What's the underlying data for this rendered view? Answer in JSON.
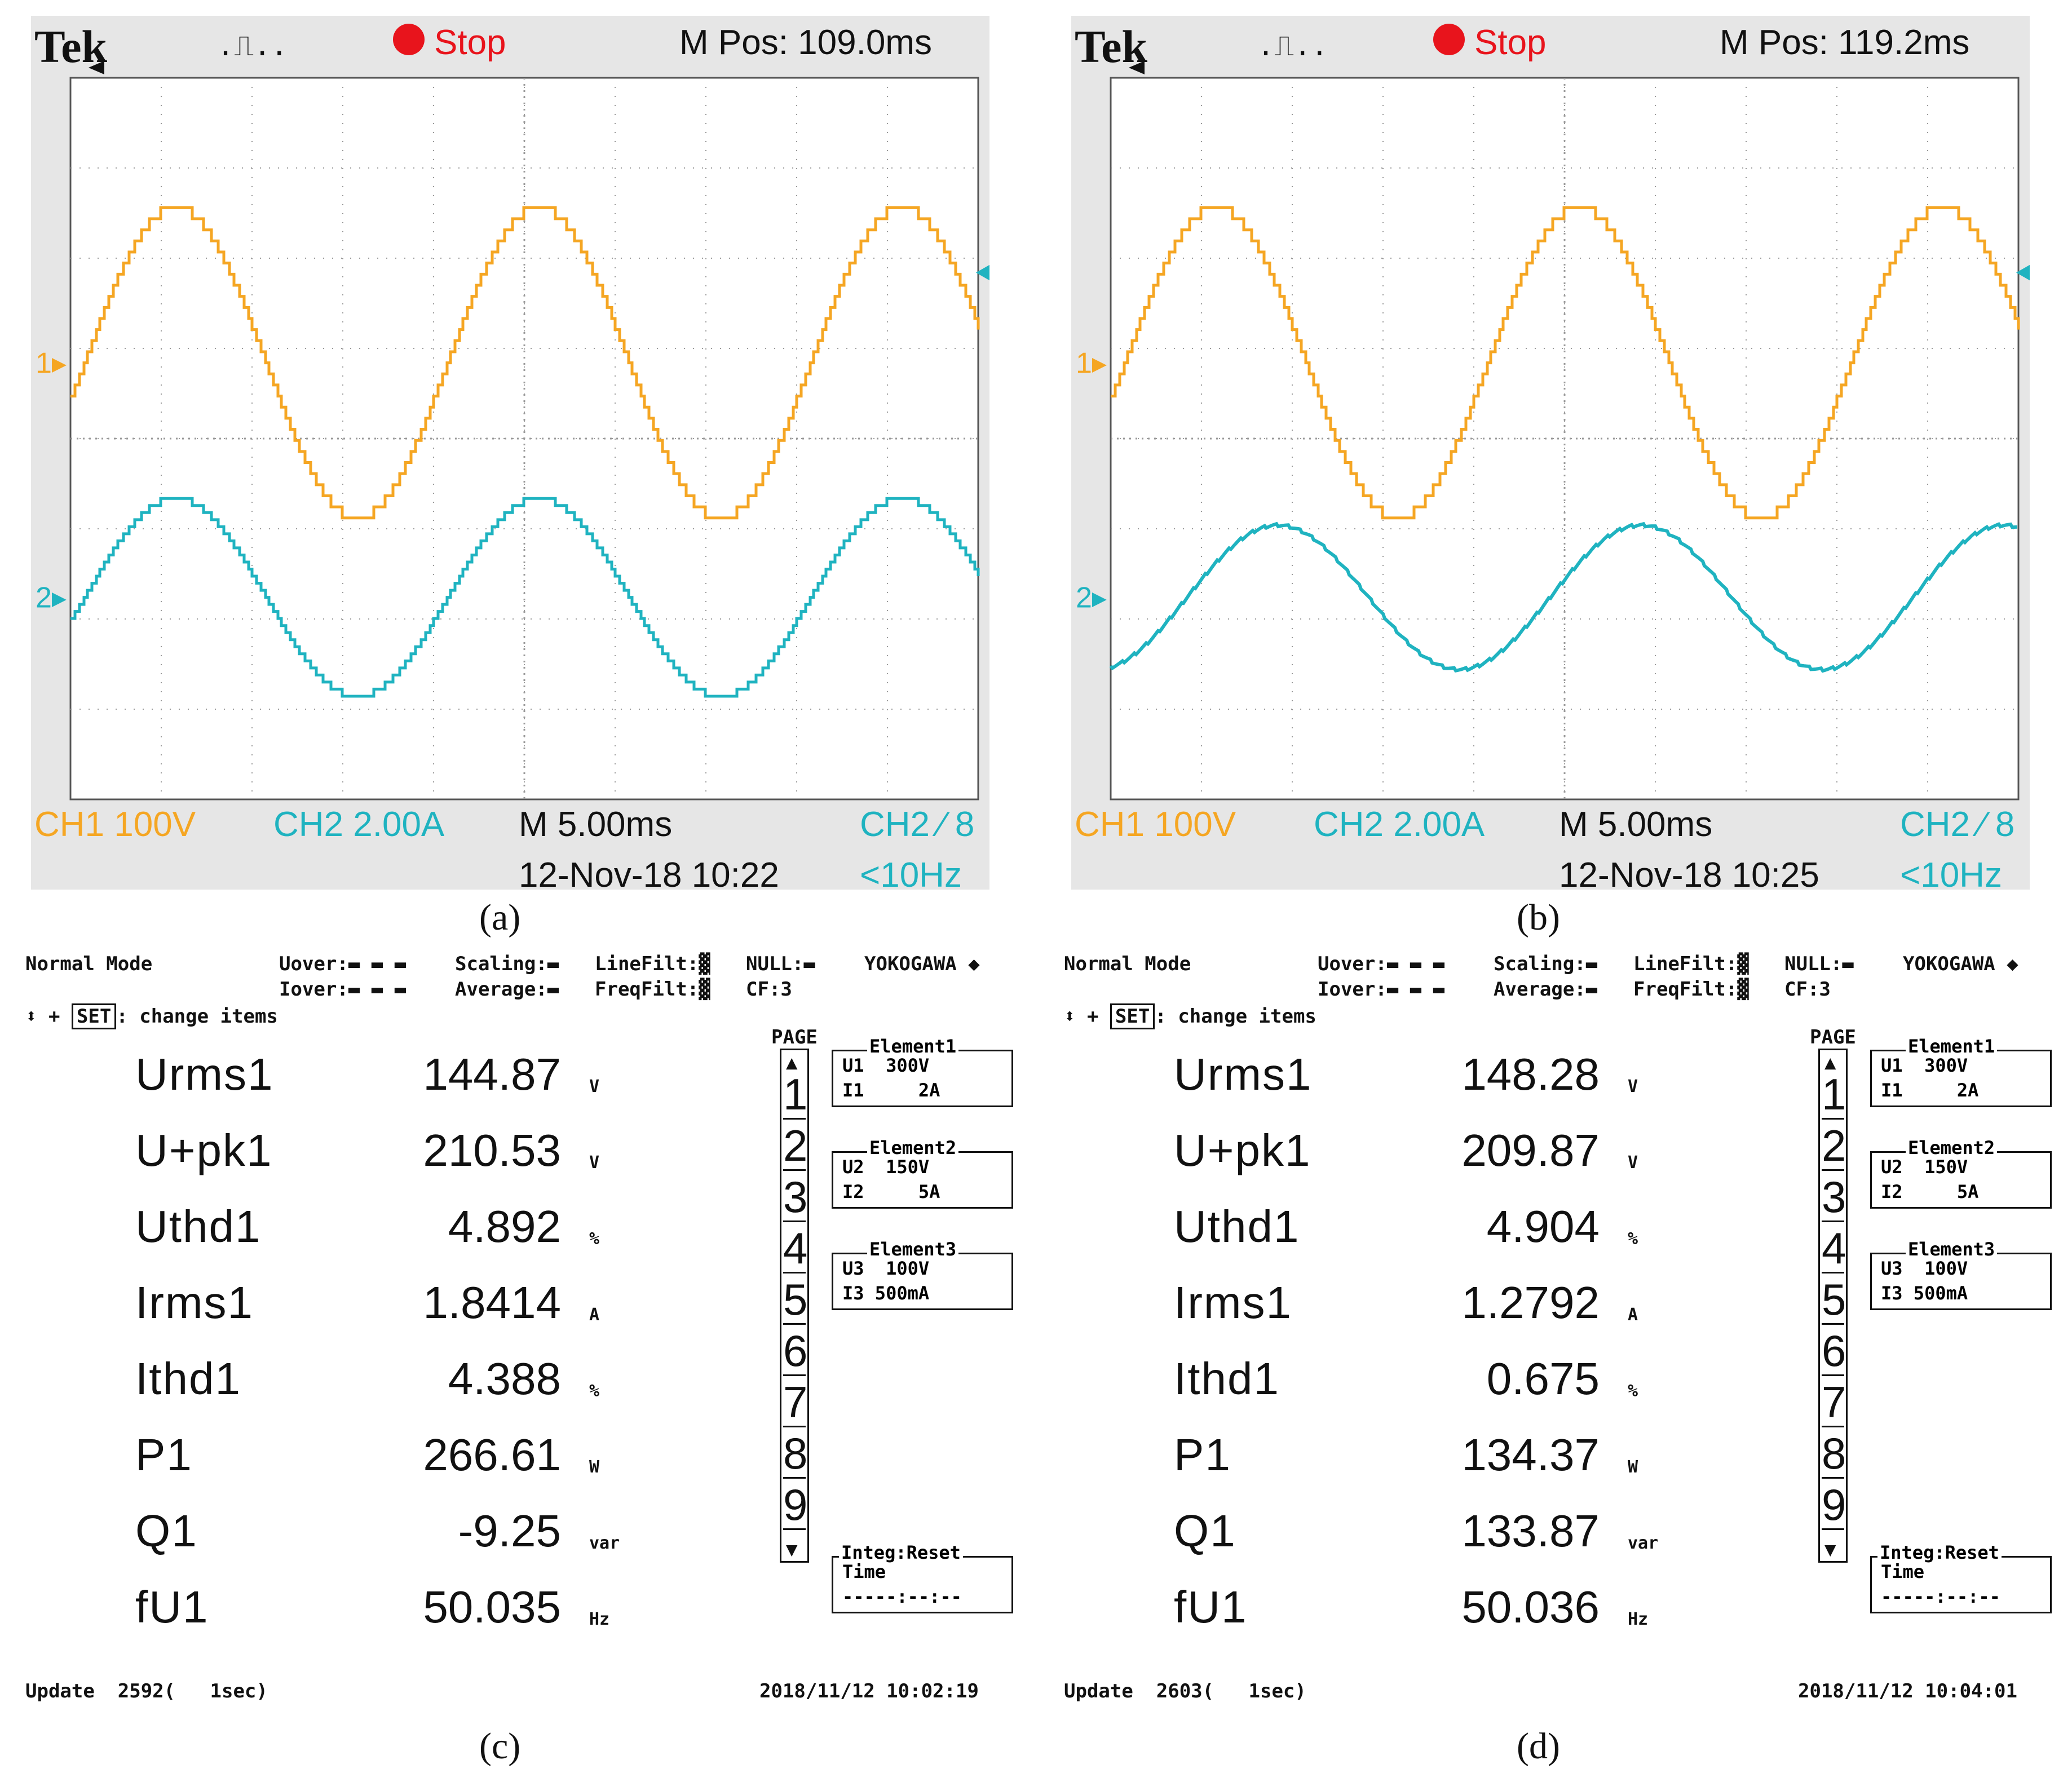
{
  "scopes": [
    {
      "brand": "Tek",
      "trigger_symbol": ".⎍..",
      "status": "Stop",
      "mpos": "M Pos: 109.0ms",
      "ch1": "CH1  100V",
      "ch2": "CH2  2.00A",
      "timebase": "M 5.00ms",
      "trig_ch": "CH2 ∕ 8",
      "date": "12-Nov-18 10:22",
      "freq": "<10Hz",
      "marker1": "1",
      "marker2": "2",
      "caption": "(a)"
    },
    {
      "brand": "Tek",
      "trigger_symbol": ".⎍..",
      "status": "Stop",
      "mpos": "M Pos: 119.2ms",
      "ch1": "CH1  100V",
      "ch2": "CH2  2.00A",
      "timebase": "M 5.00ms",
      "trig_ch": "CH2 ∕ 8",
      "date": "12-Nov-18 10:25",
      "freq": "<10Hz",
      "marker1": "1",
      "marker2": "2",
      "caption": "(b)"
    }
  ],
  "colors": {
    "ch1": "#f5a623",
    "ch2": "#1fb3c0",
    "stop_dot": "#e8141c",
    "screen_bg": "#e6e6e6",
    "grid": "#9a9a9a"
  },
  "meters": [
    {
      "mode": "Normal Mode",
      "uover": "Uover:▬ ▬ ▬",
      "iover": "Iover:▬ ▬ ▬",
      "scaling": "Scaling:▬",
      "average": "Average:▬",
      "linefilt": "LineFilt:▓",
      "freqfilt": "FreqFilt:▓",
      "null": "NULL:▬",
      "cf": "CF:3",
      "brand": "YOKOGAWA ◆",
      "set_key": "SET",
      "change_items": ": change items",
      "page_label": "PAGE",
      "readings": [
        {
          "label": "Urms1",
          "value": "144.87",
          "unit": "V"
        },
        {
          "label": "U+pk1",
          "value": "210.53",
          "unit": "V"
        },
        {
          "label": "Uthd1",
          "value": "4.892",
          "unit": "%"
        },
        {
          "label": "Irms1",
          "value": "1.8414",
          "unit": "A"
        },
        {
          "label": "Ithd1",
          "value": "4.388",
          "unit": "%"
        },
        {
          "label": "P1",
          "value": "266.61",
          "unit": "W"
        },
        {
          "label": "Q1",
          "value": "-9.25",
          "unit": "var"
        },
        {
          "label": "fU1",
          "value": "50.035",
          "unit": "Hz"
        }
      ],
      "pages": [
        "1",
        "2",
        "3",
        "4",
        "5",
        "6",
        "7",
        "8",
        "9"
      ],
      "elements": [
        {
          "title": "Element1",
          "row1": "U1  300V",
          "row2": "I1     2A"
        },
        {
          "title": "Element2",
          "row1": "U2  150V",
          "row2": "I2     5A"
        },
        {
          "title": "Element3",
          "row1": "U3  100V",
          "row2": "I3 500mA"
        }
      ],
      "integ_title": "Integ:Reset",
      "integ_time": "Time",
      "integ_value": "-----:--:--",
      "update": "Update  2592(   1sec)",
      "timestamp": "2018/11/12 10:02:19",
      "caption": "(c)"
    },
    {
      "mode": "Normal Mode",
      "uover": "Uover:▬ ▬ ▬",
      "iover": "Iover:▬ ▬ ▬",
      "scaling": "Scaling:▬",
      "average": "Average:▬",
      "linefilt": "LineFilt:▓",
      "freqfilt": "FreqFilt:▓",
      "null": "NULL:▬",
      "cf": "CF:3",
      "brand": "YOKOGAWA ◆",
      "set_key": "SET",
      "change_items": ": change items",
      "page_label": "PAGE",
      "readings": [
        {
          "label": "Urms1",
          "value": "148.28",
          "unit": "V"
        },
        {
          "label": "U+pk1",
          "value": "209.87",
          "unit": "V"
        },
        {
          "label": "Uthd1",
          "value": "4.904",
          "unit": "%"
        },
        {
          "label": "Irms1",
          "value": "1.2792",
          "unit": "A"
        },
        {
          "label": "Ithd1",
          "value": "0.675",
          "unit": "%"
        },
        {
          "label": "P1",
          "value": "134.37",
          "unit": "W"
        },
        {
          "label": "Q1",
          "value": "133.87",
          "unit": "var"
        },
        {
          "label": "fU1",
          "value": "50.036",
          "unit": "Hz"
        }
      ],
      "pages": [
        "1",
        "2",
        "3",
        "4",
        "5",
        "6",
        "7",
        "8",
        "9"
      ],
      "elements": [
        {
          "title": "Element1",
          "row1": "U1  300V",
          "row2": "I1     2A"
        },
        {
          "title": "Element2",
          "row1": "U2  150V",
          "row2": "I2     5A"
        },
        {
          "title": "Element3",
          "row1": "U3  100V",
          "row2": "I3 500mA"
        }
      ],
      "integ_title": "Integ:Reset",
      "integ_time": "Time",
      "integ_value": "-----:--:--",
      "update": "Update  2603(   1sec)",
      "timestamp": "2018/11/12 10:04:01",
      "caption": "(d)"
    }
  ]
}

◆ Prompt ◆
Repeat the data exactly, without the pictures.

◆ Full output ◆
What's the underlying data for this rendered view? Answer in JSON.
{
  "scopes": [
    {
      "brand": "Tek",
      "trigger_symbol": ".⎍..",
      "status": "Stop",
      "mpos": "M Pos: 109.0ms",
      "ch1": "CH1  100V",
      "ch2": "CH2  2.00A",
      "timebase": "M 5.00ms",
      "trig_ch": "CH2 ∕ 8",
      "date": "12-Nov-18 10:22",
      "freq": "<10Hz",
      "marker1": "1",
      "marker2": "2",
      "caption": "(a)"
    },
    {
      "brand": "Tek",
      "trigger_symbol": ".⎍..",
      "status": "Stop",
      "mpos": "M Pos: 119.2ms",
      "ch1": "CH1  100V",
      "ch2": "CH2  2.00A",
      "timebase": "M 5.00ms",
      "trig_ch": "CH2 ∕ 8",
      "date": "12-Nov-18 10:25",
      "freq": "<10Hz",
      "marker1": "1",
      "marker2": "2",
      "caption": "(b)"
    }
  ],
  "colors": {
    "ch1": "#f5a623",
    "ch2": "#1fb3c0",
    "stop_dot": "#e8141c",
    "screen_bg": "#e6e6e6",
    "grid": "#9a9a9a"
  },
  "meters": [
    {
      "mode": "Normal Mode",
      "uover": "Uover:▬ ▬ ▬",
      "iover": "Iover:▬ ▬ ▬",
      "scaling": "Scaling:▬",
      "average": "Average:▬",
      "linefilt": "LineFilt:▓",
      "freqfilt": "FreqFilt:▓",
      "null": "NULL:▬",
      "cf": "CF:3",
      "brand": "YOKOGAWA ◆",
      "set_key": "SET",
      "change_items": ": change items",
      "page_label": "PAGE",
      "readings": [
        {
          "label": "Urms1",
          "value": "144.87",
          "unit": "V"
        },
        {
          "label": "U+pk1",
          "value": "210.53",
          "unit": "V"
        },
        {
          "label": "Uthd1",
          "value": "4.892",
          "unit": "%"
        },
        {
          "label": "Irms1",
          "value": "1.8414",
          "unit": "A"
        },
        {
          "label": "Ithd1",
          "value": "4.388",
          "unit": "%"
        },
        {
          "label": "P1",
          "value": "266.61",
          "unit": "W"
        },
        {
          "label": "Q1",
          "value": "-9.25",
          "unit": "var"
        },
        {
          "label": "fU1",
          "value": "50.035",
          "unit": "Hz"
        }
      ],
      "pages": [
        "1",
        "2",
        "3",
        "4",
        "5",
        "6",
        "7",
        "8",
        "9"
      ],
      "elements": [
        {
          "title": "Element1",
          "row1": "U1  300V",
          "row2": "I1     2A"
        },
        {
          "title": "Element2",
          "row1": "U2  150V",
          "row2": "I2     5A"
        },
        {
          "title": "Element3",
          "row1": "U3  100V",
          "row2": "I3 500mA"
        }
      ],
      "integ_title": "Integ:Reset",
      "integ_time": "Time",
      "integ_value": "-----:--:--",
      "update": "Update  2592(   1sec)",
      "timestamp": "2018/11/12 10:02:19",
      "caption": "(c)"
    },
    {
      "mode": "Normal Mode",
      "uover": "Uover:▬ ▬ ▬",
      "iover": "Iover:▬ ▬ ▬",
      "scaling": "Scaling:▬",
      "average": "Average:▬",
      "linefilt": "LineFilt:▓",
      "freqfilt": "FreqFilt:▓",
      "null": "NULL:▬",
      "cf": "CF:3",
      "brand": "YOKOGAWA ◆",
      "set_key": "SET",
      "change_items": ": change items",
      "page_label": "PAGE",
      "readings": [
        {
          "label": "Urms1",
          "value": "148.28",
          "unit": "V"
        },
        {
          "label": "U+pk1",
          "value": "209.87",
          "unit": "V"
        },
        {
          "label": "Uthd1",
          "value": "4.904",
          "unit": "%"
        },
        {
          "label": "Irms1",
          "value": "1.2792",
          "unit": "A"
        },
        {
          "label": "Ithd1",
          "value": "0.675",
          "unit": "%"
        },
        {
          "label": "P1",
          "value": "134.37",
          "unit": "W"
        },
        {
          "label": "Q1",
          "value": "133.87",
          "unit": "var"
        },
        {
          "label": "fU1",
          "value": "50.036",
          "unit": "Hz"
        }
      ],
      "pages": [
        "1",
        "2",
        "3",
        "4",
        "5",
        "6",
        "7",
        "8",
        "9"
      ],
      "elements": [
        {
          "title": "Element1",
          "row1": "U1  300V",
          "row2": "I1     2A"
        },
        {
          "title": "Element2",
          "row1": "U2  150V",
          "row2": "I2     5A"
        },
        {
          "title": "Element3",
          "row1": "U3  100V",
          "row2": "I3 500mA"
        }
      ],
      "integ_title": "Integ:Reset",
      "integ_time": "Time",
      "integ_value": "-----:--:--",
      "update": "Update  2603(   1sec)",
      "timestamp": "2018/11/12 10:04:01",
      "caption": "(d)"
    }
  ]
}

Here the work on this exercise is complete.